— Start Data in this exercise —
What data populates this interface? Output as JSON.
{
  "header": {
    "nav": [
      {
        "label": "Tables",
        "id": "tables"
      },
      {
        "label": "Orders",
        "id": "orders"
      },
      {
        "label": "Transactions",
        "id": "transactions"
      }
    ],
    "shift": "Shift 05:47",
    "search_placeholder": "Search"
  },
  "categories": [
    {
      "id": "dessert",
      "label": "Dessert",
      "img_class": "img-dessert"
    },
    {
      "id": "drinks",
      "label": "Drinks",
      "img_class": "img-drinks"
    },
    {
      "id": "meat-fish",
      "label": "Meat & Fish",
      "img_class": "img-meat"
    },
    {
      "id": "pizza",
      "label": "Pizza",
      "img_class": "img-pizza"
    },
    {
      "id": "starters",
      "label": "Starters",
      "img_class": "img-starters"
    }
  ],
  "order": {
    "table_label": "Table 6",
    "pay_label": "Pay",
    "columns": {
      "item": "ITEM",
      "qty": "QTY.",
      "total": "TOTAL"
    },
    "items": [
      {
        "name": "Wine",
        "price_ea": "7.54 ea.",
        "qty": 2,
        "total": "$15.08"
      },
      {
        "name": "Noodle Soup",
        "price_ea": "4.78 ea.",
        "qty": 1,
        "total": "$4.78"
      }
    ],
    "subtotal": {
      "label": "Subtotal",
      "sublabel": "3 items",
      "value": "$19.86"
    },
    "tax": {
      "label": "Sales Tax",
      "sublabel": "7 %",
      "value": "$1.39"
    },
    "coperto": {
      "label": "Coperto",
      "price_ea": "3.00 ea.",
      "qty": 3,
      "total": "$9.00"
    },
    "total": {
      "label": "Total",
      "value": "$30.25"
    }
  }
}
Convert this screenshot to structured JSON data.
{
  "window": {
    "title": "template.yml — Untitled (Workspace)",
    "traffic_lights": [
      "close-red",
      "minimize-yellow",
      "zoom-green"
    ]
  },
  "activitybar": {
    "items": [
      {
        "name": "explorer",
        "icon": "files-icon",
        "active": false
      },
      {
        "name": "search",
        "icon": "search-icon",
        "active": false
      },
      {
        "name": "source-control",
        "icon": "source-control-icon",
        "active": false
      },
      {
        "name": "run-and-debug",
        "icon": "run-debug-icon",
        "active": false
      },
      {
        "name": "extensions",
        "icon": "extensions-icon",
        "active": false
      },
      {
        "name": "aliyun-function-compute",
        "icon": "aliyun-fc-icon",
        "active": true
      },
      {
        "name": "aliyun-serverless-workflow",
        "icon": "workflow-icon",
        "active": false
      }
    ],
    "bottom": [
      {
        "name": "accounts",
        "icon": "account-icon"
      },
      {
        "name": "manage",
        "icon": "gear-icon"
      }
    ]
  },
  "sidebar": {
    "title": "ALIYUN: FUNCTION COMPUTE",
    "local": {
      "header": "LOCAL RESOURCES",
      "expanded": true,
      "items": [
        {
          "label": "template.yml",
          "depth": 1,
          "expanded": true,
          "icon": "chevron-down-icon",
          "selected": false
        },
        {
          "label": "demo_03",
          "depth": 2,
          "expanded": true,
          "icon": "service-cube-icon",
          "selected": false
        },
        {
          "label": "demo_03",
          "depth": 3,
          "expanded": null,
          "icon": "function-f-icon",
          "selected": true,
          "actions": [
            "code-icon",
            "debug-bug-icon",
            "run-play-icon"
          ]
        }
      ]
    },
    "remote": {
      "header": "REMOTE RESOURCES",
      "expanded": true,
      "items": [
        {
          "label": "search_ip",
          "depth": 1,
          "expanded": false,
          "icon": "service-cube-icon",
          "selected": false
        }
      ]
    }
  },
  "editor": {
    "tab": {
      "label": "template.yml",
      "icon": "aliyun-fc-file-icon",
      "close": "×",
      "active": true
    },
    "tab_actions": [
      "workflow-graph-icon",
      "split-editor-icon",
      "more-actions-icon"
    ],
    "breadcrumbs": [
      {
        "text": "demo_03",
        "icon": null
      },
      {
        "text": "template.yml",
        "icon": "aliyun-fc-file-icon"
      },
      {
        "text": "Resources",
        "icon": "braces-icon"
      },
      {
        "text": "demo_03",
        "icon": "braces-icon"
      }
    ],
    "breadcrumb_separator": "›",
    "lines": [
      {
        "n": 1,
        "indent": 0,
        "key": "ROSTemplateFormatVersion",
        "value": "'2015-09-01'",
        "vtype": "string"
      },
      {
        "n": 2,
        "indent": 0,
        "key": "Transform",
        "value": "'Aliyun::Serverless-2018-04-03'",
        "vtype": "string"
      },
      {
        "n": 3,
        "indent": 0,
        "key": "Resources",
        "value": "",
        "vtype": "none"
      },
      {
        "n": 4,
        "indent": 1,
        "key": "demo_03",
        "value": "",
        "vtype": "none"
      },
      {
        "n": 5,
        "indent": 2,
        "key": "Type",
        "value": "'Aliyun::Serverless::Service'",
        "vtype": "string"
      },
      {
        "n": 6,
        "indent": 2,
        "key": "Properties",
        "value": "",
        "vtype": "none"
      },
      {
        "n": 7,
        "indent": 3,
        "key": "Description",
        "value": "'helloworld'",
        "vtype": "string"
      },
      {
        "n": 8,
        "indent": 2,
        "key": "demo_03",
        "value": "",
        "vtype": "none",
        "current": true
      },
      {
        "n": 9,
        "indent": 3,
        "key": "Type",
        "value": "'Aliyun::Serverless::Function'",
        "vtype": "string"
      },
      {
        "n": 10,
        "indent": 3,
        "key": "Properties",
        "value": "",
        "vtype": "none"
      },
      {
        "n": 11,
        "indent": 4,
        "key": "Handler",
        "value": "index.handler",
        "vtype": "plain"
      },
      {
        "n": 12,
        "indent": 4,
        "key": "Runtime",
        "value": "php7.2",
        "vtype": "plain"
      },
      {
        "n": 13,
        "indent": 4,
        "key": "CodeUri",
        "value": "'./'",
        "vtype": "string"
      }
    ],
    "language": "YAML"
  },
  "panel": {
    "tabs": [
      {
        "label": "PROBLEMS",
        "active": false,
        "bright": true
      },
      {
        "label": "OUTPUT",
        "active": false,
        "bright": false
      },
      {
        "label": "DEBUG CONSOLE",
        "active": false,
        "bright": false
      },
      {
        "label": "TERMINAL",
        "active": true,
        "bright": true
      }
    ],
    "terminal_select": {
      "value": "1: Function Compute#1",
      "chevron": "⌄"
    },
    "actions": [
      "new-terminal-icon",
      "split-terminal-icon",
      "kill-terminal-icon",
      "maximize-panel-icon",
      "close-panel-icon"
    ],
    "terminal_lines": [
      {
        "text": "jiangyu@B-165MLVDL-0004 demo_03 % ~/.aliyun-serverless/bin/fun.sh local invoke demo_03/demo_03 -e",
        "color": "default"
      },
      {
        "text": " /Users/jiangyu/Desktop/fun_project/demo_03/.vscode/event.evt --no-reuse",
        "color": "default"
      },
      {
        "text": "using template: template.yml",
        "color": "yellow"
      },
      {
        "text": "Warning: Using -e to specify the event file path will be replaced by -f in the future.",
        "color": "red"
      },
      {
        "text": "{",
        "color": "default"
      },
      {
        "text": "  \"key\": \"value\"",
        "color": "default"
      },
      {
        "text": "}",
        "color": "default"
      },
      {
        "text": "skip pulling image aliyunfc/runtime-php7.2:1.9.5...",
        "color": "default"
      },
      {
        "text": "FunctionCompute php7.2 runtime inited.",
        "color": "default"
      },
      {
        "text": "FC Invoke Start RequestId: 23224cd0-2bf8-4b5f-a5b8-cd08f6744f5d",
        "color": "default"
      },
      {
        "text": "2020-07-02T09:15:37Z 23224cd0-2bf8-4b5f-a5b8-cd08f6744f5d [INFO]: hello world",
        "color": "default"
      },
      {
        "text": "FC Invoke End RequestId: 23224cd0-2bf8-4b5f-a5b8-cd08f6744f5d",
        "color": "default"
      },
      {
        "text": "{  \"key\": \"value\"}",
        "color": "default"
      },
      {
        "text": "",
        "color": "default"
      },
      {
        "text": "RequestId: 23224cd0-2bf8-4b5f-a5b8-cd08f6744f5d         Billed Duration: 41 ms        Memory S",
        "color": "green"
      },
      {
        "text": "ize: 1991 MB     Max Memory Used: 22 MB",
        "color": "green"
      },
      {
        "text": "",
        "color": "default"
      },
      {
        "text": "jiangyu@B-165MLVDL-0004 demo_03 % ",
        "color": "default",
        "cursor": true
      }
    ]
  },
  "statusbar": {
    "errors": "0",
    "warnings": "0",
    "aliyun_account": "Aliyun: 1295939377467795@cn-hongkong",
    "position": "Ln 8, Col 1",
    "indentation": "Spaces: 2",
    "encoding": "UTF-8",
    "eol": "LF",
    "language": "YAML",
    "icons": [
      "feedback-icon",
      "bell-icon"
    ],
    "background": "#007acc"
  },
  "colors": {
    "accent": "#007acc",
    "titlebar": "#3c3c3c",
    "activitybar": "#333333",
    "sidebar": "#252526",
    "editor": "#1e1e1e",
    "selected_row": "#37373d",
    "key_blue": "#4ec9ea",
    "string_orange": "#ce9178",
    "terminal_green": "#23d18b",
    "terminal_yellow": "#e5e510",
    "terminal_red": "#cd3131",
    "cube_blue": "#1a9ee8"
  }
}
— End Data in this exercise —
■ **Task**
How many lines in the records above contain the word "editor"? Reply with the number and nothing more.

■ **Answer to the problem**
3